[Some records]
::::::

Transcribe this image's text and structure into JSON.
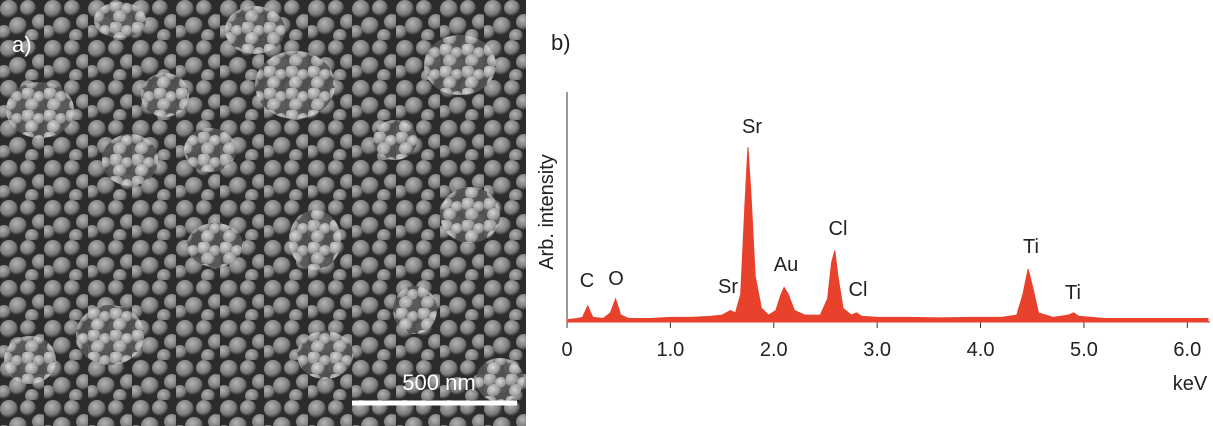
{
  "panel_a": {
    "label": "a)",
    "scale_bar_label": "500 nm"
  },
  "chart_data": {
    "type": "area",
    "panel_label": "b)",
    "ylabel": "Arb. intensity",
    "xlabel": "keV",
    "color": "#e8412c",
    "x": [
      0,
      0.1,
      0.15,
      0.2,
      0.25,
      0.35,
      0.42,
      0.47,
      0.52,
      0.6,
      0.8,
      1.0,
      1.2,
      1.4,
      1.5,
      1.58,
      1.63,
      1.68,
      1.72,
      1.75,
      1.78,
      1.82,
      1.88,
      1.95,
      2.02,
      2.07,
      2.1,
      2.14,
      2.2,
      2.3,
      2.45,
      2.52,
      2.56,
      2.59,
      2.62,
      2.67,
      2.75,
      2.8,
      2.85,
      3.0,
      3.3,
      3.6,
      3.9,
      4.2,
      4.35,
      4.41,
      4.46,
      4.51,
      4.56,
      4.7,
      4.85,
      4.9,
      4.95,
      5.2,
      5.6,
      6.0,
      6.2
    ],
    "values": [
      1,
      1.5,
      2,
      7,
      2,
      1.5,
      4,
      10,
      3,
      1.5,
      1.5,
      2,
      2,
      2.5,
      3,
      5,
      4,
      12,
      50,
      76,
      55,
      20,
      6,
      3,
      5,
      12,
      15,
      12,
      5,
      3,
      3,
      10,
      26,
      31,
      20,
      6,
      3,
      4,
      2.5,
      2,
      2,
      1.8,
      2,
      2,
      3,
      12,
      23,
      14,
      4,
      2,
      3,
      4,
      2.5,
      1.5,
      1.5,
      1.5,
      1.5
    ],
    "annotations": [
      "C",
      "O",
      "Sr",
      "Sr",
      "Au",
      "Cl",
      "Cl",
      "Ti",
      "Ti"
    ],
    "xlim": [
      0,
      6.2
    ],
    "ylim": [
      0,
      100
    ],
    "xticks": [
      0,
      {
        "value": 1,
        "label": "1.0"
      },
      {
        "value": 2,
        "label": "2.0"
      },
      {
        "value": 3,
        "label": "3.0"
      },
      {
        "value": 4,
        "label": "4.0"
      },
      {
        "value": 5,
        "label": "5.0"
      },
      {
        "value": 6,
        "label": "6.0"
      }
    ]
  }
}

::::::

Aim of the exercise:
The records above are to be restated exactly, without their pictures.

Task output:
Transcribe this image's text and structure into JSON.
{
  "panel_a": {
    "label": "a)",
    "scale_bar_label": "500 nm"
  },
  "chart_data": {
    "type": "area",
    "panel_label": "b)",
    "ylabel": "Arb. intensity",
    "xlabel": "keV",
    "color": "#e8412c",
    "x": [
      0,
      0.1,
      0.15,
      0.2,
      0.25,
      0.35,
      0.42,
      0.47,
      0.52,
      0.6,
      0.8,
      1.0,
      1.2,
      1.4,
      1.5,
      1.58,
      1.63,
      1.68,
      1.72,
      1.75,
      1.78,
      1.82,
      1.88,
      1.95,
      2.02,
      2.07,
      2.1,
      2.14,
      2.2,
      2.3,
      2.45,
      2.52,
      2.56,
      2.59,
      2.62,
      2.67,
      2.75,
      2.8,
      2.85,
      3.0,
      3.3,
      3.6,
      3.9,
      4.2,
      4.35,
      4.41,
      4.46,
      4.51,
      4.56,
      4.7,
      4.85,
      4.9,
      4.95,
      5.2,
      5.6,
      6.0,
      6.2
    ],
    "values": [
      1,
      1.5,
      2,
      7,
      2,
      1.5,
      4,
      10,
      3,
      1.5,
      1.5,
      2,
      2,
      2.5,
      3,
      5,
      4,
      12,
      50,
      76,
      55,
      20,
      6,
      3,
      5,
      12,
      15,
      12,
      5,
      3,
      3,
      10,
      26,
      31,
      20,
      6,
      3,
      4,
      2.5,
      2,
      2,
      1.8,
      2,
      2,
      3,
      12,
      23,
      14,
      4,
      2,
      3,
      4,
      2.5,
      1.5,
      1.5,
      1.5,
      1.5
    ],
    "annotations": [
      "C",
      "O",
      "Sr",
      "Sr",
      "Au",
      "Cl",
      "Cl",
      "Ti",
      "Ti"
    ],
    "xlim": [
      0,
      6.2
    ],
    "ylim": [
      0,
      100
    ],
    "xticks": [
      0,
      {
        "value": 1,
        "label": "1.0"
      },
      {
        "value": 2,
        "label": "2.0"
      },
      {
        "value": 3,
        "label": "3.0"
      },
      {
        "value": 4,
        "label": "4.0"
      },
      {
        "value": 5,
        "label": "5.0"
      },
      {
        "value": 6,
        "label": "6.0"
      }
    ]
  }
}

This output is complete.